Written request
From the listing below, pull out the lines that hold "this".

(Records from a collection of figures)
..............................

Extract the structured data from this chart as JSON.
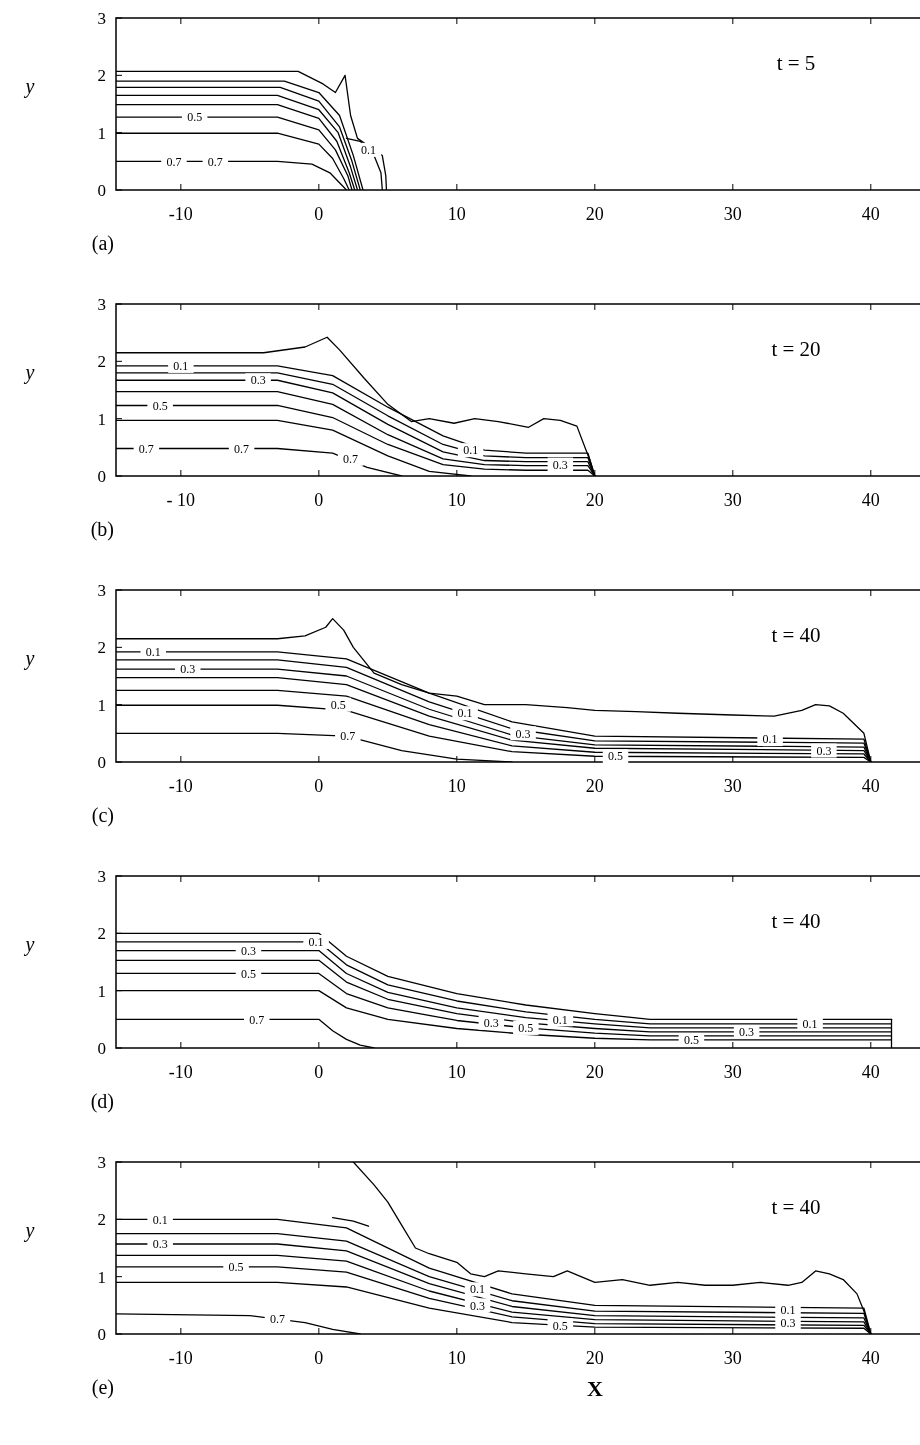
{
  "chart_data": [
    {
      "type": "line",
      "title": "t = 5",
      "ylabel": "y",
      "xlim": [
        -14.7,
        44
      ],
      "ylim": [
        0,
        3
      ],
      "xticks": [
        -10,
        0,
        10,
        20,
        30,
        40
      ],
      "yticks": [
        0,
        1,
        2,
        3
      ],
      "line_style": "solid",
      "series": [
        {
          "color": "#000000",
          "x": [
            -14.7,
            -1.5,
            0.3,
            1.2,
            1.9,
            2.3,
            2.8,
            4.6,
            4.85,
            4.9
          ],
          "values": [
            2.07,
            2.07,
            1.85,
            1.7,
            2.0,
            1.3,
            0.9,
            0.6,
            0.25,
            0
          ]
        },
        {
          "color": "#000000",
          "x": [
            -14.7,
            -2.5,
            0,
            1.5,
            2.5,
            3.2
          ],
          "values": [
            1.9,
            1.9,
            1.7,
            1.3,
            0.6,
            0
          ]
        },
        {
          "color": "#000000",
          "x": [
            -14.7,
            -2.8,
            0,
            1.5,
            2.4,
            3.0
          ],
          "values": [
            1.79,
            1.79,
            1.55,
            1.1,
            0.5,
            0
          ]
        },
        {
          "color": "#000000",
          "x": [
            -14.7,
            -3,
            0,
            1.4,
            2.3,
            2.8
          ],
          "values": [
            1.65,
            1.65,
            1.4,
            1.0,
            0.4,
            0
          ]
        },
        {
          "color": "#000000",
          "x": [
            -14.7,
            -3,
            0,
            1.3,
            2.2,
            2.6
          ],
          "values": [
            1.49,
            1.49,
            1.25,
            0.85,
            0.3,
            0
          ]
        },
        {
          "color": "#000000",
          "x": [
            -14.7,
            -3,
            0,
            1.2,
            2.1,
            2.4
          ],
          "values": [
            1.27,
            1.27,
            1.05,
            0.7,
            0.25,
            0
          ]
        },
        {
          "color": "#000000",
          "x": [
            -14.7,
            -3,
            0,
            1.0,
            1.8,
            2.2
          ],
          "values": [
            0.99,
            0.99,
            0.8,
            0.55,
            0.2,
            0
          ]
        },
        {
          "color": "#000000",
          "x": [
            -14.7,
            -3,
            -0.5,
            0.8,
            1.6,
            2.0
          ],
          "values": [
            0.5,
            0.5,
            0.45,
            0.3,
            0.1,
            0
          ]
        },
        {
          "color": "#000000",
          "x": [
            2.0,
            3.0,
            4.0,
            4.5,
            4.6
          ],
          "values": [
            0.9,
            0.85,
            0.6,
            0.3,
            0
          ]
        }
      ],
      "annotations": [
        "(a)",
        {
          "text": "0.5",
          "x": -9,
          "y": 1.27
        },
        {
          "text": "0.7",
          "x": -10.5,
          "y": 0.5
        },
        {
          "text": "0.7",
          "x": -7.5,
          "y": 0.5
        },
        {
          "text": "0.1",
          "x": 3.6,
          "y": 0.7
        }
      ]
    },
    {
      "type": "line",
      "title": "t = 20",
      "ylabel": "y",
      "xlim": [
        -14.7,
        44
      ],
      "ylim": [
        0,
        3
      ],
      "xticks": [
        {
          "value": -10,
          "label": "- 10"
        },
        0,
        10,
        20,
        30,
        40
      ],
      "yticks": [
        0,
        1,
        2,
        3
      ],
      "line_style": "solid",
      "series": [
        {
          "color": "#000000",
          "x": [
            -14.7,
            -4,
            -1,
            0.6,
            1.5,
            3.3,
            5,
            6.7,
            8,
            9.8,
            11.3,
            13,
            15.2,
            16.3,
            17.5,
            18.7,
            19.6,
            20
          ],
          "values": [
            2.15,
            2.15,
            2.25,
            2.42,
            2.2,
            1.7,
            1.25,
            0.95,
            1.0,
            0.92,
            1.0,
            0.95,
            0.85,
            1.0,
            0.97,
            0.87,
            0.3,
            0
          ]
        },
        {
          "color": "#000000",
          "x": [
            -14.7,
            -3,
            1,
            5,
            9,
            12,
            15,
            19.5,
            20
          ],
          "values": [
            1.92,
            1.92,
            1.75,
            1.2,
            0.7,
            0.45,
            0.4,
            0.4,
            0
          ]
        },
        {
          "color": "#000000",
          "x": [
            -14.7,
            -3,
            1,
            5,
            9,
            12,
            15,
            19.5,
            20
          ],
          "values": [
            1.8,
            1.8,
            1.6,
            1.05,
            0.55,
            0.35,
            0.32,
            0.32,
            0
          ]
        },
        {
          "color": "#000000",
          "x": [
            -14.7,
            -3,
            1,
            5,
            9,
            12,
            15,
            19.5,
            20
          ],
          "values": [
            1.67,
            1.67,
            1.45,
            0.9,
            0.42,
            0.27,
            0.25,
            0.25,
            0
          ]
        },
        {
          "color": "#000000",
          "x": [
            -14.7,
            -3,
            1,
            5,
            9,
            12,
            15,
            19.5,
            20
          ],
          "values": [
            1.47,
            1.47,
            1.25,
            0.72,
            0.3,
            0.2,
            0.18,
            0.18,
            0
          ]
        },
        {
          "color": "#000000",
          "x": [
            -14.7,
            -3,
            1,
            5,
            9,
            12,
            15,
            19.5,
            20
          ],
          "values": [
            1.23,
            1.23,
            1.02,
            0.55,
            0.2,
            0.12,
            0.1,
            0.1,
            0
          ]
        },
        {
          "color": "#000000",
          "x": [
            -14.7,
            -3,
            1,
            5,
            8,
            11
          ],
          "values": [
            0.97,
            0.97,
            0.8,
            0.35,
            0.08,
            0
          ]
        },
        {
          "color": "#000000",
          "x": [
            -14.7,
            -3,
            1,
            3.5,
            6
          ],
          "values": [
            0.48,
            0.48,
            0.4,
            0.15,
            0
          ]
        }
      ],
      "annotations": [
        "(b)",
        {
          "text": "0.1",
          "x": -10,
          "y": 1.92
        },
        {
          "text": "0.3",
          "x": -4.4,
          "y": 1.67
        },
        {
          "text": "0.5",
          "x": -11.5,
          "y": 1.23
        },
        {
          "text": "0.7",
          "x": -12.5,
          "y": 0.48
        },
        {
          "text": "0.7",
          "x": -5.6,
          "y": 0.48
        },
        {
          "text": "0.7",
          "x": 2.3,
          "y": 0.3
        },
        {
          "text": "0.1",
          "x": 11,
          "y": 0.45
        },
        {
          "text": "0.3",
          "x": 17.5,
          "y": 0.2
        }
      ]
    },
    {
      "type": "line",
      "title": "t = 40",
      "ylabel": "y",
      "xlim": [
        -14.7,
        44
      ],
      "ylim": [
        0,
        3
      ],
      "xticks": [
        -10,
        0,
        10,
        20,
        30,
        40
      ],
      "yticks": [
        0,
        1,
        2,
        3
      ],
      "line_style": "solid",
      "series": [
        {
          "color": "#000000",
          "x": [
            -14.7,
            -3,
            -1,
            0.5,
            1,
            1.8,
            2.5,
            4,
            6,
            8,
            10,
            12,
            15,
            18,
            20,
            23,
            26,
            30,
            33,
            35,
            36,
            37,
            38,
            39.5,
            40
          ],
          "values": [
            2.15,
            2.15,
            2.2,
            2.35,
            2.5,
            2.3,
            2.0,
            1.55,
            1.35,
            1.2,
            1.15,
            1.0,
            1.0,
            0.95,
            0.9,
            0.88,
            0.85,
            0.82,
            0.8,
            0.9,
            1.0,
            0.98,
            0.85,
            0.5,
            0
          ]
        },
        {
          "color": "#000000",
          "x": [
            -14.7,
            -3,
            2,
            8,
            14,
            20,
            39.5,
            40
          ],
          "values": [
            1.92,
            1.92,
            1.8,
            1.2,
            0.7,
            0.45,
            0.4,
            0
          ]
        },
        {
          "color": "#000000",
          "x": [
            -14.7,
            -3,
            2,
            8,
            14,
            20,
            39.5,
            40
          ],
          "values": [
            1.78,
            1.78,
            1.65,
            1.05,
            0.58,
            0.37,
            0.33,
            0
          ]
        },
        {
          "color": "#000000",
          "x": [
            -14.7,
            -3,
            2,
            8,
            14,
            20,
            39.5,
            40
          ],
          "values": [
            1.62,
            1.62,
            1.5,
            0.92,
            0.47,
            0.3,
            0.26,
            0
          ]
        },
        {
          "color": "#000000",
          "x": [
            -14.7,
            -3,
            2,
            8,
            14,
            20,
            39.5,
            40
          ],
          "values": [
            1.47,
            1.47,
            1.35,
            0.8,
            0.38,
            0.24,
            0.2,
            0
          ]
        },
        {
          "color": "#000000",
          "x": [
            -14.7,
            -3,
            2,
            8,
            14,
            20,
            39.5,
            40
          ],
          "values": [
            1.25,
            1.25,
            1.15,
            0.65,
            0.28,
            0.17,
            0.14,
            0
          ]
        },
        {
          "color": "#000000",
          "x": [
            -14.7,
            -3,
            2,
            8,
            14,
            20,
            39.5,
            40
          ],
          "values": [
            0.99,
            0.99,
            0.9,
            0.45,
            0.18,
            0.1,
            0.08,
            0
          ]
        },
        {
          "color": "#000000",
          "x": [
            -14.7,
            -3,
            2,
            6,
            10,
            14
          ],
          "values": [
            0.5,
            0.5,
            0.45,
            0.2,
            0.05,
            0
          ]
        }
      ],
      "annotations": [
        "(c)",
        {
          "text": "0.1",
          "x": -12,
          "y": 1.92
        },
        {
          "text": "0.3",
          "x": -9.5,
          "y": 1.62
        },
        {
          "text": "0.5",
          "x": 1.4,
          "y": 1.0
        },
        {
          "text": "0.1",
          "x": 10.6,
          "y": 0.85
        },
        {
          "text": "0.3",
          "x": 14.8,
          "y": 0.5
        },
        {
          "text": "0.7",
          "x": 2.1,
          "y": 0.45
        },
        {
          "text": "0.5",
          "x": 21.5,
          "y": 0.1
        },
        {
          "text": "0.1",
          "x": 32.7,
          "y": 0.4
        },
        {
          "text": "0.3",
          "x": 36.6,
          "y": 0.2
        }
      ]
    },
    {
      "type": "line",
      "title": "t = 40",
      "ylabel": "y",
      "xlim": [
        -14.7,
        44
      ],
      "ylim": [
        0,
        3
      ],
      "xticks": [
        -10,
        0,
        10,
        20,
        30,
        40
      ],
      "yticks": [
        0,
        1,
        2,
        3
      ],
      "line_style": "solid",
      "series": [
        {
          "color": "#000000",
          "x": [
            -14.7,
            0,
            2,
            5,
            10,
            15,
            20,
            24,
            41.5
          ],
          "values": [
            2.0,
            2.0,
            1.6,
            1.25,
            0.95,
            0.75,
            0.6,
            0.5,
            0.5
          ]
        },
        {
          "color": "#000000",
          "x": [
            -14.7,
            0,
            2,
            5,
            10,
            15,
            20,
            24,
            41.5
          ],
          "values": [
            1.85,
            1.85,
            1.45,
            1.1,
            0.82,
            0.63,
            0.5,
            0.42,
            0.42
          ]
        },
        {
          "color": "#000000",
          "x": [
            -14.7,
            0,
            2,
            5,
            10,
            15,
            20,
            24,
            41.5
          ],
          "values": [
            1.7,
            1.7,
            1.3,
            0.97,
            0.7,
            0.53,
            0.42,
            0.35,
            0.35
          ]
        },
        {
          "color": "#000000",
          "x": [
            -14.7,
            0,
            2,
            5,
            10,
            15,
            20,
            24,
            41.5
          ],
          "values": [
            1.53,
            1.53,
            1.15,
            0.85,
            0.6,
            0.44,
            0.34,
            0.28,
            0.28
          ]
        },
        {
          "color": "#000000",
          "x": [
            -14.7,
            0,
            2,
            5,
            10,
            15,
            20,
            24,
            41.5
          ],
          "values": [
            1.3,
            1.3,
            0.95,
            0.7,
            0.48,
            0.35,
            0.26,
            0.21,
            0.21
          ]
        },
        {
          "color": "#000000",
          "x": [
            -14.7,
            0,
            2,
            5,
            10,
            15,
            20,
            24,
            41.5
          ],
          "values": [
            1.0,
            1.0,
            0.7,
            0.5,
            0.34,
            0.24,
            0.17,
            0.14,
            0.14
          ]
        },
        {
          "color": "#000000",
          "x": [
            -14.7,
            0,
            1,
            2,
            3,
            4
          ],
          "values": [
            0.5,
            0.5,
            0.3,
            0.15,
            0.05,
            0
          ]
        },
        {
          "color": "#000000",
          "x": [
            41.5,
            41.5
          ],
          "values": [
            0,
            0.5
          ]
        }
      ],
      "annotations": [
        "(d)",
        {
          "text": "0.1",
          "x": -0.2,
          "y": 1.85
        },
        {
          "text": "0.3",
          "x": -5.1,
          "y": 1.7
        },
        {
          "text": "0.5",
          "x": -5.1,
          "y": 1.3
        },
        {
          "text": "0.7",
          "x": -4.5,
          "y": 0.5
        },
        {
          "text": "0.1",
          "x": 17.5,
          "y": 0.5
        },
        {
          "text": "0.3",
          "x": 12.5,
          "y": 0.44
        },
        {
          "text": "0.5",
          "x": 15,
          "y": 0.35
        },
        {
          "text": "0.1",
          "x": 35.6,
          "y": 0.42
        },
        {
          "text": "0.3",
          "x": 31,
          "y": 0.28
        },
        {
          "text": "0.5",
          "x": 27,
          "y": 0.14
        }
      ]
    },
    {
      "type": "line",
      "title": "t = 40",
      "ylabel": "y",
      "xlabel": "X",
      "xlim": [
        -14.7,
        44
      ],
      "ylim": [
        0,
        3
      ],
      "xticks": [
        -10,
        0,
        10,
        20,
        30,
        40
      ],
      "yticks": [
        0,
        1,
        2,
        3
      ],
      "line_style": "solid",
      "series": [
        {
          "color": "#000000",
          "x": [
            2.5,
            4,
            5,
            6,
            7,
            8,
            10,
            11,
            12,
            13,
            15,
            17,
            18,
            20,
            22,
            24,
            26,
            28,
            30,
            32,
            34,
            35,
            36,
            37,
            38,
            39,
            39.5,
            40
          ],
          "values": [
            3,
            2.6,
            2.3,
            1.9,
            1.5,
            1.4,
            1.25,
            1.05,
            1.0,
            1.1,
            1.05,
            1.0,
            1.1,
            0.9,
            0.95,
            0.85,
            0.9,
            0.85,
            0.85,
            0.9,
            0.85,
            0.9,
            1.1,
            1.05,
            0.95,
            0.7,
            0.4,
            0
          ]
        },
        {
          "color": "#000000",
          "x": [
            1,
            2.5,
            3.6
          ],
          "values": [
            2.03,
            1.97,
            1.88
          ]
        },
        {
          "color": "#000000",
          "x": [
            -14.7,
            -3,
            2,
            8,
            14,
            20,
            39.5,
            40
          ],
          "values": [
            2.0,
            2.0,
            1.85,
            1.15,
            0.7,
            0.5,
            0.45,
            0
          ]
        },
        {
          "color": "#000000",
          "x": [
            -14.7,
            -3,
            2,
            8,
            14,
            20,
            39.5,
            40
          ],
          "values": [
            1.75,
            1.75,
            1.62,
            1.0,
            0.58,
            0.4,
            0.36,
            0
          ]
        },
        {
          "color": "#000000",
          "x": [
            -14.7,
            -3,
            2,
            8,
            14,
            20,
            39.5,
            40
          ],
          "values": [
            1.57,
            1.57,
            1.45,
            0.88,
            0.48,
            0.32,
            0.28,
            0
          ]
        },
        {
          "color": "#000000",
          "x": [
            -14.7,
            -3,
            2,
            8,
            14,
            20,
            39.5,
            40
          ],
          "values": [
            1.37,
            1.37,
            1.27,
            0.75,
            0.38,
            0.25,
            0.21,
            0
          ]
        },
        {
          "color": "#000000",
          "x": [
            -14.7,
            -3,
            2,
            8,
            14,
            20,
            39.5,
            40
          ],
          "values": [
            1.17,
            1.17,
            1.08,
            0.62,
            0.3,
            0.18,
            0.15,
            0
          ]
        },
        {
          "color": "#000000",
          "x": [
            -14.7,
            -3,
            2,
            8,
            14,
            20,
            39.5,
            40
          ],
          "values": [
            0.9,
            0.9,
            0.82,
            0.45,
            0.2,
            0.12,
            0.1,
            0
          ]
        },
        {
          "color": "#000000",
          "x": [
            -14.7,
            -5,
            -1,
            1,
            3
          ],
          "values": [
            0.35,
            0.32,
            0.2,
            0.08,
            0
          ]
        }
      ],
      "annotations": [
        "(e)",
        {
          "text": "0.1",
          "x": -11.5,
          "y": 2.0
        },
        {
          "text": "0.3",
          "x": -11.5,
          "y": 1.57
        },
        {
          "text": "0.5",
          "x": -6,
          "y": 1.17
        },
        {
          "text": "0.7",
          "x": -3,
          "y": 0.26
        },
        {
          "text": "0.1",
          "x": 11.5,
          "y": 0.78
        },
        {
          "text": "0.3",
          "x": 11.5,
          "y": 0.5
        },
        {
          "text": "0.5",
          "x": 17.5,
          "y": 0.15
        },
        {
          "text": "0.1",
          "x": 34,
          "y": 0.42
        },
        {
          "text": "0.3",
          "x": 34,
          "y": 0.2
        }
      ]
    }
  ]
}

..............................

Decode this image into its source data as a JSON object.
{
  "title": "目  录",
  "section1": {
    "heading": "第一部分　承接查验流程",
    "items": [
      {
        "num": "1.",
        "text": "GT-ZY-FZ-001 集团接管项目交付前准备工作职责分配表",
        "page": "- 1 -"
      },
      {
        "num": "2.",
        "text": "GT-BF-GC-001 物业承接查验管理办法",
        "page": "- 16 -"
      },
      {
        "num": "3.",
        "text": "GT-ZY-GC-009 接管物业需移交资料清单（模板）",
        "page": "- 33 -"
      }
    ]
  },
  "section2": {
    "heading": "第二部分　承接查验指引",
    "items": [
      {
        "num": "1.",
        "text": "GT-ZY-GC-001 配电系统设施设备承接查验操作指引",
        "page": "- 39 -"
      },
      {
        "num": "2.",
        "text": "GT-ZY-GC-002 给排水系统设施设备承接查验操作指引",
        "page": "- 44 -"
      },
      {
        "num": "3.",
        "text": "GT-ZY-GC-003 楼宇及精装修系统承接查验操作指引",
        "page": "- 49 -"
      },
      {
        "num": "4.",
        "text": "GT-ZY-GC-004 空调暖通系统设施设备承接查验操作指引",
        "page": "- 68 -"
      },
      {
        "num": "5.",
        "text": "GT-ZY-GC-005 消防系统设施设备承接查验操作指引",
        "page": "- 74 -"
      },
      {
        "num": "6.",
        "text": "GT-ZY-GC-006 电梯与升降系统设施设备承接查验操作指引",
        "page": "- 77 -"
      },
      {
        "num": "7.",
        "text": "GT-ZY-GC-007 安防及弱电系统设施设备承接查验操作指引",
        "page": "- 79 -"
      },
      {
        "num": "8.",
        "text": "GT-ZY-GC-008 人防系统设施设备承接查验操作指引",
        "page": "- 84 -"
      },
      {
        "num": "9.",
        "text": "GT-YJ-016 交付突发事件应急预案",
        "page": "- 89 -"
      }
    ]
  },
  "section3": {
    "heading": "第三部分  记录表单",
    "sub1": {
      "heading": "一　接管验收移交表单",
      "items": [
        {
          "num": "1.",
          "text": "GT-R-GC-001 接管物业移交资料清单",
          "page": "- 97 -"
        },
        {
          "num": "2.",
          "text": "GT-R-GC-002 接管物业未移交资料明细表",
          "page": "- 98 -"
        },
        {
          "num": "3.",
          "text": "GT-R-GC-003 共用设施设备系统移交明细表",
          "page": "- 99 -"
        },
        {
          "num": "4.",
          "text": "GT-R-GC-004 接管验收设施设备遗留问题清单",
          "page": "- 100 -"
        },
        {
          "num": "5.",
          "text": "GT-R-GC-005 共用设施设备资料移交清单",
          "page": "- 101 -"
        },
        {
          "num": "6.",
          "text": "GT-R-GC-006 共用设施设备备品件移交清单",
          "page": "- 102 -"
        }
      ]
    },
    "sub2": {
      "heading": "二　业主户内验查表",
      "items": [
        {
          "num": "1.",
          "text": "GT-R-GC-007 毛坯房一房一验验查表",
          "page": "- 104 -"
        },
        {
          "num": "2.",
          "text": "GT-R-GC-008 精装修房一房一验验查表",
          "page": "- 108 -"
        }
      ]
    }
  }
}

..............................

The answer
Extract the structured data from this chart as JSON.
Decode this image into its source data as a JSON object.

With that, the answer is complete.